» Exercise requirements:
1) Translate this sentence from the book review into French: "Now he turns on federal programs designed to give today's needy the opportunities he took advantage of."
2) Summarize the book review in two sentences.

Harper & Row; $15.95; 464 pp.

By Paul A. Engelmayer

THEODORE H. WHITE'S final work in his legendary Making of the President series will make him seem a turncoat to many who once worshipped John F. Kennedy's Camelot with him.

In America in Search of Itself, White repeatedly attacks the Great Society envisioned by Kennedy and realized by his sucessor as a monument to the slain president. White derides those social entitlement programs for producing the inflation and factionalism to which he attributes Ronald Reagan's 1980 triumph. White once celebrated that a poor Jewish boy like himself could rise to become America's premier author on presidential politics. Now he turns on federal programs designed to give today's needy the opportunities he took advantage of. Worst of all, he refuses to acknowledge that he himself has switched from persuasive Democratic cheerleader to cynic. To many, White will now seem guilty of the worst kind of hypocrisy: not being honest about himself.

» Recorded data:
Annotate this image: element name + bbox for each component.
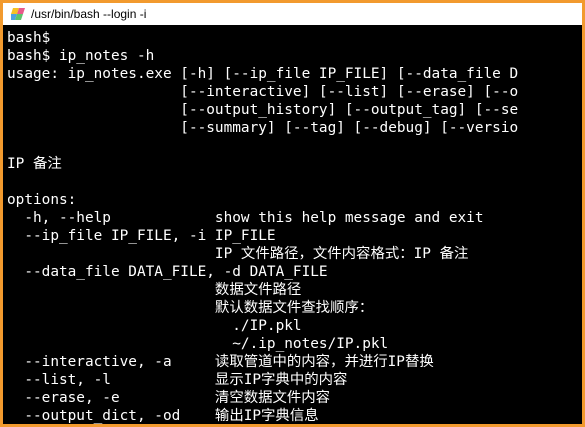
terminal-line: --erase, -e 清空数据文件内容 bbox=[7, 390, 331, 406]
terminal-line: ~/.ip_notes/IP.pkl bbox=[7, 336, 389, 352]
terminal-line: ./IP.pkl bbox=[7, 318, 302, 334]
terminal-line: --list, -l 显示IP字典中的内容 bbox=[7, 372, 348, 388]
terminal-line: [--summary] [--tag] [--debug] [--versio bbox=[7, 120, 519, 136]
terminal-line: -h, --help show this help message and ex… bbox=[7, 210, 484, 226]
terminal-line: usage: ip_notes.exe [-h] [--ip_file IP_F… bbox=[7, 66, 519, 82]
terminal-line: --interactive, -a 读取管道中的内容，并进行IP替换 bbox=[7, 354, 434, 370]
terminal-line: --output_dict, -od 输出IP字典信息 bbox=[7, 408, 319, 424]
terminal-line: IP 文件路径，文件内容格式：IP 备注 bbox=[7, 246, 469, 262]
terminal-line: 数据文件路径 bbox=[7, 282, 302, 298]
terminal-line: bash$ bbox=[7, 30, 51, 46]
terminal-line: --ip_file IP_FILE, -i IP_FILE bbox=[7, 228, 276, 244]
terminal-line: bash$ ip_notes -h bbox=[7, 48, 155, 64]
title-bar[interactable]: /usr/bin/bash --login -i bbox=[3, 3, 582, 25]
window-title: /usr/bin/bash --login -i bbox=[31, 7, 147, 21]
terminal-line: --data_file DATA_FILE, -d DATA_FILE bbox=[7, 264, 328, 280]
terminal-line: IP 备注 bbox=[7, 156, 62, 172]
terminal-line: [--interactive] [--list] [--erase] [--o bbox=[7, 84, 519, 100]
terminal-line: [--output_history] [--output_tag] [--se bbox=[7, 102, 519, 118]
terminal-output[interactable]: bash$ bash$ ip_notes -h usage: ip_notes.… bbox=[7, 27, 582, 424]
mintty-terminal-icon bbox=[11, 8, 25, 20]
terminal-line: 默认数据文件查找顺序： bbox=[7, 300, 374, 316]
terminal-line: options: bbox=[7, 192, 77, 208]
terminal-window[interactable]: /usr/bin/bash --login -i bash$ bash$ ip_… bbox=[0, 0, 585, 427]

» List of solutions:
1) Désormais, il s'en prend aux programmes fédéraux conçus pour offrir aux démunis d'aujourd'hui les possibilités dont il a profité.

2) The book review holds that in America in Search of Itself, the final work in his Making of the President series, Theodore H. White repeatedly attacks the Great Society programs and blames them for the inflation and factionalism behind Ronald Reagan's 1980 triumph, which will make him seem a turncoat to many who once shared his admiration for Kennedy's Camelot. It argues that White, who once celebrated his own rise as a poor Jewish boy, now turns on programs meant to give today's needy the same opportunities and refuses to acknowledge his shift from Democratic cheerleader to cynic, so that many will consider him guilty of hypocrisy.